SHORT EXERCISE
Tally the lines containing the word "with", and report the tally alone.
# start of SUPPLIED DATA
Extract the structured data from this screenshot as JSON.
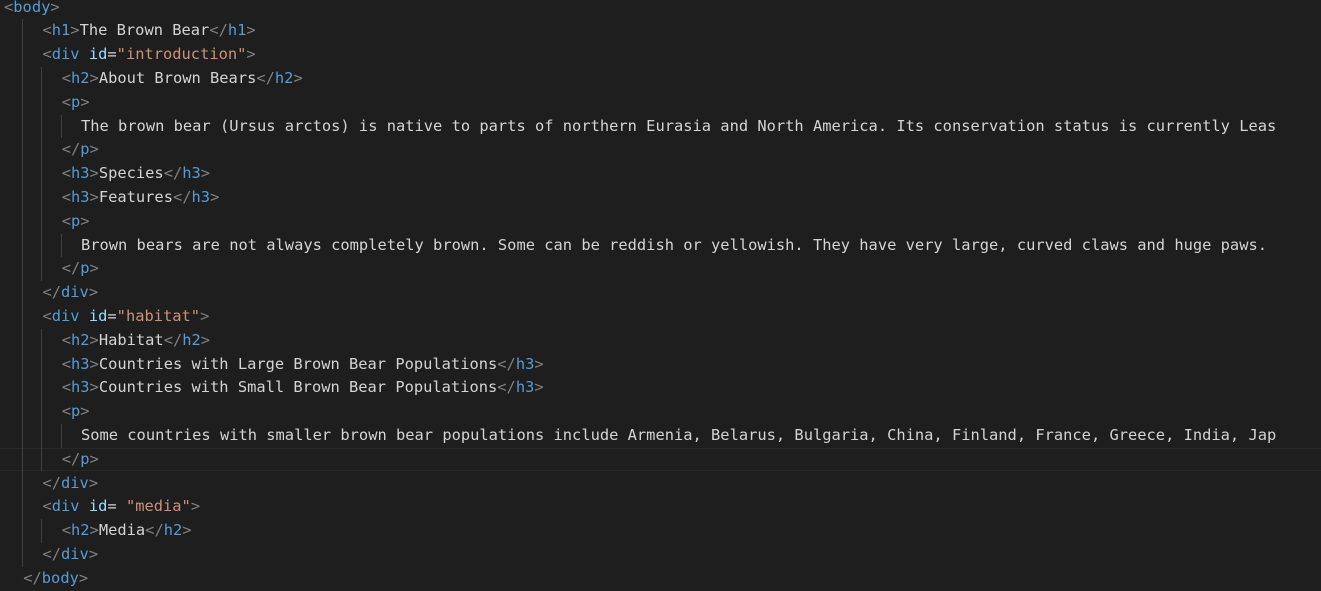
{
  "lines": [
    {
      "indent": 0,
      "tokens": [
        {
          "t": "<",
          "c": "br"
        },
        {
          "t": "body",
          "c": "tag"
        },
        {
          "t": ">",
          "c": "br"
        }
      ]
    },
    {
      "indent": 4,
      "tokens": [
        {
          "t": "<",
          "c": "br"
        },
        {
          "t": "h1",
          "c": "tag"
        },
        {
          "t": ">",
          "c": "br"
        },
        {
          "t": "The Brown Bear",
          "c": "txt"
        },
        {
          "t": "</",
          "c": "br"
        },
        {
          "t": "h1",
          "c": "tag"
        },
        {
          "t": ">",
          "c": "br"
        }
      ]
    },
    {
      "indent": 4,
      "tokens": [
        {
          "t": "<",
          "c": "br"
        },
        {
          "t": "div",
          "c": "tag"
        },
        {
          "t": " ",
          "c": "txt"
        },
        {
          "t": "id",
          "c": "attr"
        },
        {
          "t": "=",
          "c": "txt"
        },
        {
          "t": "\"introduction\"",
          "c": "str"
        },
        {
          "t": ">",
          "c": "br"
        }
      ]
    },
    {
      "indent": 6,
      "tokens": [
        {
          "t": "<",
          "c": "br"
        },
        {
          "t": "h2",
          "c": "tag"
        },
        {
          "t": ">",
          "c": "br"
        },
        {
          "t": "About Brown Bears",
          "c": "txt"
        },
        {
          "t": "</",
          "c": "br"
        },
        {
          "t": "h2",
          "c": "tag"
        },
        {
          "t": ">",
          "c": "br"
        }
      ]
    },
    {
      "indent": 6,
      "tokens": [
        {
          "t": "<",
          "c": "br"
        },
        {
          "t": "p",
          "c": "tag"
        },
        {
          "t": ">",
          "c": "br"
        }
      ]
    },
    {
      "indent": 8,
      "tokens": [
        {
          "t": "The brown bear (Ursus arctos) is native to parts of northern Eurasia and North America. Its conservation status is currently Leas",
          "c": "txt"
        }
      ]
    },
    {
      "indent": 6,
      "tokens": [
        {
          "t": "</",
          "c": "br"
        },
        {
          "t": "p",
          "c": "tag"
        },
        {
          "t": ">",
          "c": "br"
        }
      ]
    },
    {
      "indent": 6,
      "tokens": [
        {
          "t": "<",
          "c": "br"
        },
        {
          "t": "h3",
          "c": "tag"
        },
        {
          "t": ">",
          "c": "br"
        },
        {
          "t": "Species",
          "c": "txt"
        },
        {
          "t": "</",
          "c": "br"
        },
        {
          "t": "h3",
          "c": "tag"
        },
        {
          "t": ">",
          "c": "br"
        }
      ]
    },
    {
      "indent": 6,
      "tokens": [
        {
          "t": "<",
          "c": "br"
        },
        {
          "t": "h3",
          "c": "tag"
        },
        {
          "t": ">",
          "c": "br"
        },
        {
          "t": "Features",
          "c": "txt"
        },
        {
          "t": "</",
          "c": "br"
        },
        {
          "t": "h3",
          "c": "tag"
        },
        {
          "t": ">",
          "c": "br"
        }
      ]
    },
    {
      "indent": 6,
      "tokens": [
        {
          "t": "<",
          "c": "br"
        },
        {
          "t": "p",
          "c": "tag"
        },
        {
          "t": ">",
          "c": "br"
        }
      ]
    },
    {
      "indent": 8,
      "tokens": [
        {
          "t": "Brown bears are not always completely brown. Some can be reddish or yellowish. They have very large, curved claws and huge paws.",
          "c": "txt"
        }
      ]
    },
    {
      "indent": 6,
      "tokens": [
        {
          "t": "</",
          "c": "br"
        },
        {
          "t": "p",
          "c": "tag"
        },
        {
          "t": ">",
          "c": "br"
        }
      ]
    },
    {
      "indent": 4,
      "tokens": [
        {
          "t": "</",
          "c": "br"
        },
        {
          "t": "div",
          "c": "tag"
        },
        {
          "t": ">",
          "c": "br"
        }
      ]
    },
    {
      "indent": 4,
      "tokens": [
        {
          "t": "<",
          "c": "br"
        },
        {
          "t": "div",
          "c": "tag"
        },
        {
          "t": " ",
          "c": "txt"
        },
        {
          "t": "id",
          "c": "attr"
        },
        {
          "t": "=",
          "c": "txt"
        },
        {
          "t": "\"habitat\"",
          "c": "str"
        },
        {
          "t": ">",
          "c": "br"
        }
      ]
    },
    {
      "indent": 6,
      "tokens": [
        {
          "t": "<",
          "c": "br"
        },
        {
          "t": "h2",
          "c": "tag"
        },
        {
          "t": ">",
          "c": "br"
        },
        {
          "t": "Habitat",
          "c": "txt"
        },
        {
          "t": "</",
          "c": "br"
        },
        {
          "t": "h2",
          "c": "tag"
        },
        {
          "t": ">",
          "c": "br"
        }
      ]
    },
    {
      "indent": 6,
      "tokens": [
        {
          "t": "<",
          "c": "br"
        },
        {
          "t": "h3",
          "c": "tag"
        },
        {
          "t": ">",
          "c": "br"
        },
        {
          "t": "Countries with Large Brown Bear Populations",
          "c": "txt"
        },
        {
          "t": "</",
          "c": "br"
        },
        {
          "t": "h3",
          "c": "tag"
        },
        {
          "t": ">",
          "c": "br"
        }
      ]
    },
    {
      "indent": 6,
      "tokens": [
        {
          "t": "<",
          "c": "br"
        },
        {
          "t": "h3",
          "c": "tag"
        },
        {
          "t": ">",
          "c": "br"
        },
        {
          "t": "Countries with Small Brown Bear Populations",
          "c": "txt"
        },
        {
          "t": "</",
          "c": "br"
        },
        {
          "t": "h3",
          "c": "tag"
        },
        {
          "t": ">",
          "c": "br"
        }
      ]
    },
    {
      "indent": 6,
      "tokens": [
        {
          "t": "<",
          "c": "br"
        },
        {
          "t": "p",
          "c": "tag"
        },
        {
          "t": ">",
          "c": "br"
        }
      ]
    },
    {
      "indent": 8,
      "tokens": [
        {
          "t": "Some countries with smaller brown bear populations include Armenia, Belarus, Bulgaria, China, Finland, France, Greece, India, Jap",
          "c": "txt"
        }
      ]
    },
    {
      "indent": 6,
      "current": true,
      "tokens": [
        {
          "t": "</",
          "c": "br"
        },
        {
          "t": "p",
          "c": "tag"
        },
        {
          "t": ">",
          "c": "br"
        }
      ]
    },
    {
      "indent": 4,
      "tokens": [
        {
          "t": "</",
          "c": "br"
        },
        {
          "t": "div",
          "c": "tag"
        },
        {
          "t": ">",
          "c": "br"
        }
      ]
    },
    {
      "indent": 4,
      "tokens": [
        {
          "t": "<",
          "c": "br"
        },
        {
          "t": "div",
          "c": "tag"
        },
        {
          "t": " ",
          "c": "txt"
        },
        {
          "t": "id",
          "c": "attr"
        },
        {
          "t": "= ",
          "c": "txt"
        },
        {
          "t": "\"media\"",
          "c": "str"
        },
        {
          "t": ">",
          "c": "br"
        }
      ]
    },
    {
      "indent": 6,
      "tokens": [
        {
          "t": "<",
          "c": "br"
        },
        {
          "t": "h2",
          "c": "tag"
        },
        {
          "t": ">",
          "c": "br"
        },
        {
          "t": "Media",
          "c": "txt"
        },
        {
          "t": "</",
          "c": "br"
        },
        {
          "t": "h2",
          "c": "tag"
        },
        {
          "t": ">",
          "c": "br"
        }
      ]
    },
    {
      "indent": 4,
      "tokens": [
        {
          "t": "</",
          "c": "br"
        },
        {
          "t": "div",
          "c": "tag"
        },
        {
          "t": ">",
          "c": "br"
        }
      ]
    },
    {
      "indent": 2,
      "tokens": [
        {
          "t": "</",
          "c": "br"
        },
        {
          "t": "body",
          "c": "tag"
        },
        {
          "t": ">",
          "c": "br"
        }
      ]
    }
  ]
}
# end of SUPPLIED DATA
# start of SUPPLIED DATA
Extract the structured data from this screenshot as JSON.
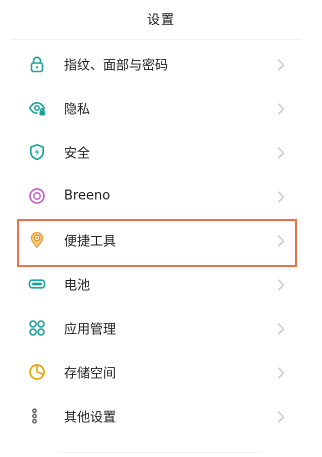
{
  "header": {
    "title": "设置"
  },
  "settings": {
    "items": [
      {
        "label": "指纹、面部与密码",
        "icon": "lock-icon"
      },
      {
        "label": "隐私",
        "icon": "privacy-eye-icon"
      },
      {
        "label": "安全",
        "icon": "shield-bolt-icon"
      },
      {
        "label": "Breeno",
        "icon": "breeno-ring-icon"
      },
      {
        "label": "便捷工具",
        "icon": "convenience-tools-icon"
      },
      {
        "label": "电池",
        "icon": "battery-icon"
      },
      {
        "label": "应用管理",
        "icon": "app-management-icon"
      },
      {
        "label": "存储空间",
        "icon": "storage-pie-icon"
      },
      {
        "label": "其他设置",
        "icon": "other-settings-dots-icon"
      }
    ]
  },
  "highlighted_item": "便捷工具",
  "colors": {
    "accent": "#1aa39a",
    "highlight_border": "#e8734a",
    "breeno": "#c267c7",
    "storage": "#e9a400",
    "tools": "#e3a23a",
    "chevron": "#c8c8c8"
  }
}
# end of SUPPLIED DATA
# start of SUPPLIED DATA
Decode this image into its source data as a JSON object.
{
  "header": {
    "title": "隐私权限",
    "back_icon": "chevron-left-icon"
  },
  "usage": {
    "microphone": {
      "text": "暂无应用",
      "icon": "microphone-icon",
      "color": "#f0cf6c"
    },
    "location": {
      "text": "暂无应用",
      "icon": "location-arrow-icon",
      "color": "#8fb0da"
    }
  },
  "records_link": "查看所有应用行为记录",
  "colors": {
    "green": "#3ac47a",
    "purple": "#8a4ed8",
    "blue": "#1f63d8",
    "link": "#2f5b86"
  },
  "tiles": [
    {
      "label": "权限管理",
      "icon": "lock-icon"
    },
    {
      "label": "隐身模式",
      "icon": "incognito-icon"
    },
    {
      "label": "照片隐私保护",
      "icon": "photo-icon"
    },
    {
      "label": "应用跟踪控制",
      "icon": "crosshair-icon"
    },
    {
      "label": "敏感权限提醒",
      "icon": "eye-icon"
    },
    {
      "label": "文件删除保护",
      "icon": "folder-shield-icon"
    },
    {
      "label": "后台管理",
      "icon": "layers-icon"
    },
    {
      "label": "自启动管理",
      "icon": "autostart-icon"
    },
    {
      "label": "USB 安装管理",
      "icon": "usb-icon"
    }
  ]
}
# end of SUPPLIED DATA
WRITTEN RESPONSE
3